===== Input rows =====

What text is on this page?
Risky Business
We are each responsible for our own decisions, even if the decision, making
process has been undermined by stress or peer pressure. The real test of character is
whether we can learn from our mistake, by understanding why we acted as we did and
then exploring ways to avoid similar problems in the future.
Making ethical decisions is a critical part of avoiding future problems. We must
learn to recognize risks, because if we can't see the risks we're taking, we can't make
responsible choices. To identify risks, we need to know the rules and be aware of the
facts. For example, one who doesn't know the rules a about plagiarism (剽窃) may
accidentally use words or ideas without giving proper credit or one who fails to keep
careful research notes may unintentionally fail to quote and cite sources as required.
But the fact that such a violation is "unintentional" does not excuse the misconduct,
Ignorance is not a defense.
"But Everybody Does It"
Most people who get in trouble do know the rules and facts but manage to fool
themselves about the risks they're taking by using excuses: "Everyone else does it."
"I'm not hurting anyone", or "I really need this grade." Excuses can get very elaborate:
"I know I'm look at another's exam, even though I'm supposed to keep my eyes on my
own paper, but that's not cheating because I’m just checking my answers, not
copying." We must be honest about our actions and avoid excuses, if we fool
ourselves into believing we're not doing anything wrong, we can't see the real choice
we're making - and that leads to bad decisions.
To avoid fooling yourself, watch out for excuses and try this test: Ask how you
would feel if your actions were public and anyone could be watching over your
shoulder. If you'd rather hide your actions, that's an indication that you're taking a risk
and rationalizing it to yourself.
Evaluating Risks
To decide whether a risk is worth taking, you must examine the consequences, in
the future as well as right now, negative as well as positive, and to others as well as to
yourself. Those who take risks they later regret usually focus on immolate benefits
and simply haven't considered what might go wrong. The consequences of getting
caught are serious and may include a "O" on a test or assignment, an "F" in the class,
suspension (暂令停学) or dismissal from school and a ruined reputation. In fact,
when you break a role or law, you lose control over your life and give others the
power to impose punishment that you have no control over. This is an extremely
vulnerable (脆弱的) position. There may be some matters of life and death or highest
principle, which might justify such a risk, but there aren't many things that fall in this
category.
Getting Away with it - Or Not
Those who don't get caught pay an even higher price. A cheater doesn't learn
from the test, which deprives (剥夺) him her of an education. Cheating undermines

=====

• [Task goal] Please return the data above exactly as given.

• [Full answer]
What text is on this page?
Risky Business
We are each responsible for our own decisions, even if the decision, making
process has been undermined by stress or peer pressure. The real test of character is
whether we can learn from our mistake, by understanding why we acted as we did and
then exploring ways to avoid similar problems in the future.
Making ethical decisions is a critical part of avoiding future problems. We must
learn to recognize risks, because if we can't see the risks we're taking, we can't make
responsible choices. To identify risks, we need to know the rules and be aware of the
facts. For example, one who doesn't know the rules a about plagiarism (剽窃) may
accidentally use words or ideas without giving proper credit or one who fails to keep
careful research notes may unintentionally fail to quote and cite sources as required.
But the fact that such a violation is "unintentional" does not excuse the misconduct,
Ignorance is not a defense.
"But Everybody Does It"
Most people who get in trouble do know the rules and facts but manage to fool
themselves about the risks they're taking by using excuses: "Everyone else does it."
"I'm not hurting anyone", or "I really need this grade." Excuses can get very elaborate:
"I know I'm look at another's exam, even though I'm supposed to keep my eyes on my
own paper, but that's not cheating because I’m just checking my answers, not
copying." We must be honest about our actions and avoid excuses, if we fool
ourselves into believing we're not doing anything wrong, we can't see the real choice
we're making - and that leads to bad decisions.
To avoid fooling yourself, watch out for excuses and try this test: Ask how you
would feel if your actions were public and anyone could be watching over your
shoulder. If you'd rather hide your actions, that's an indication that you're taking a risk
and rationalizing it to yourself.
Evaluating Risks
To decide whether a risk is worth taking, you must examine the consequences, in
the future as well as right now, negative as well as positive, and to others as well as to
yourself. Those who take risks they later regret usually focus on immolate benefits
and simply haven't considered what might go wrong. The consequences of getting
caught are serious and may include a "O" on a test or assignment, an "F" in the class,
suspension (暂令停学) or dismissal from school and a ruined reputation. In fact,
when you break a role or law, you lose control over your life and give others the
power to impose punishment that you have no control over. This is an extremely
vulnerable (脆弱的) position. There may be some matters of life and death or highest
principle, which might justify such a risk, but there aren't many things that fall in this
category.
Getting Away with it - Or Not
Those who don't get caught pay an even higher price. A cheater doesn't learn
from the test, which deprives (剥夺) him her of an education. Cheating undermines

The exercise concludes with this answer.